Scan the data for "this" and copy the lines it appears in.

▶ **Listed records**:
========

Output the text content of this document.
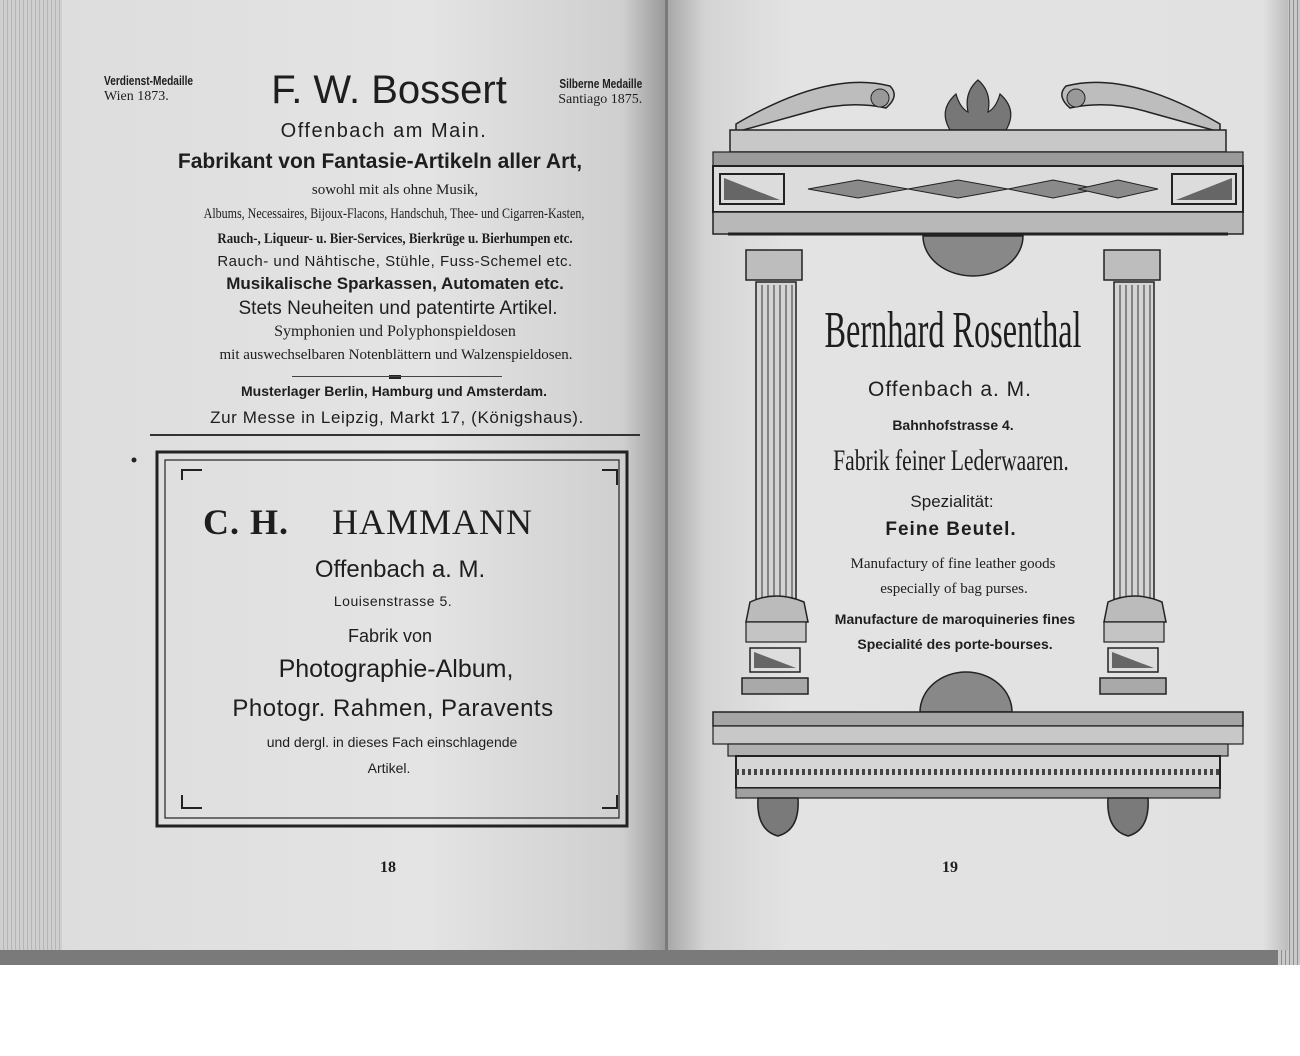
Verdienst-Medaille
Wien 1873.	F. W. Bossert	Silberne Medaille
Santiago 1875.
Offenbach am Main.
Fabrikant von Fantasie-Artikeln aller Art,
sowohl mit als ohne Musik,
Albums, Necessaires, Bijoux-Flacons, Handschuh, Thee- und Cigarren-Kasten,
Rauch-, Liqueur- u. Bier-Services, Bierkrüge u. Bierhumpen etc.
Rauch- und Nähtische, Stühle, Fuss-Schemel etc.
Musikalische Sparkassen, Automaten etc.
Stets Neuheiten und patentirte Artikel.
Symphonien und Polyphonspieldosen
mit auswechselbaren Notenblättern und Walzenspieldosen.
Musterlager Berlin, Hamburg und Amsterdam.
Zur Messe in Leipzig, Markt 17, (Königshaus).
C. H. HAMMANN
Offenbach a. M.
Louisenstrasse 5.
Fabrik von
Photographie-Album,
Photogr. Rahmen, Paravents
und dergl. in dieses Fach einschlagende
Artikel.
18
Bernhard Rosenthal
Offenbach a. M.
Bahnhofstrasse 4.
Fabrik feiner Lederwaaren.
Spezialität:
Feine Beutel.
Manufactury of fine leather goods
especially of bag purses.
Manufacture de maroquineries fines
Specialité des porte-bourses.
19
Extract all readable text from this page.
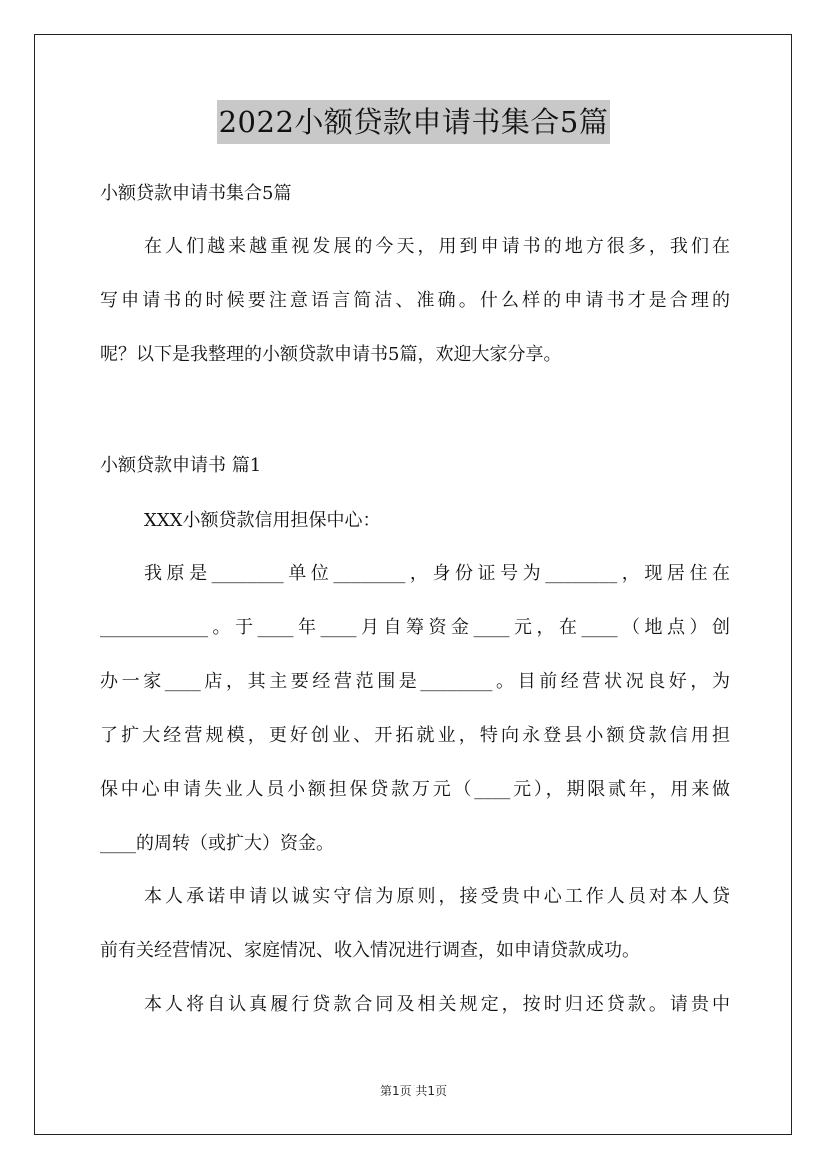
2022小额贷款申请书集合5篇
小额贷款申请书集合5篇
在人们越来越重视发展的今天，用到申请书的地方很多，我们在
写申请书的时候要注意语言简洁、准确。什么样的申请书才是合理的
呢？以下是我整理的小额贷款申请书5篇，欢迎大家分享。
小额贷款申请书 篇1
XXX小额贷款信用担保中心：
我原是________单位________，身份证号为________，现居住在
____________。于____年____月自筹资金____元，在____（地点）创
办一家____店，其主要经营范围是________。目前经营状况良好，为
了扩大经营规模，更好创业、开拓就业，特向永登县小额贷款信用担
保中心申请失业人员小额担保贷款万元（____元），期限贰年，用来做
____的周转（或扩大）资金。
本人承诺申请以诚实守信为原则，接受贵中心工作人员对本人贷
前有关经营情况、家庭情况、收入情况进行调查，如申请贷款成功。
本人将自认真履行贷款合同及相关规定，按时归还贷款。请贵中
第1页 共1页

========

▶ **Response to the task**:
Output the text content of this document.
Extract all readable text from this page.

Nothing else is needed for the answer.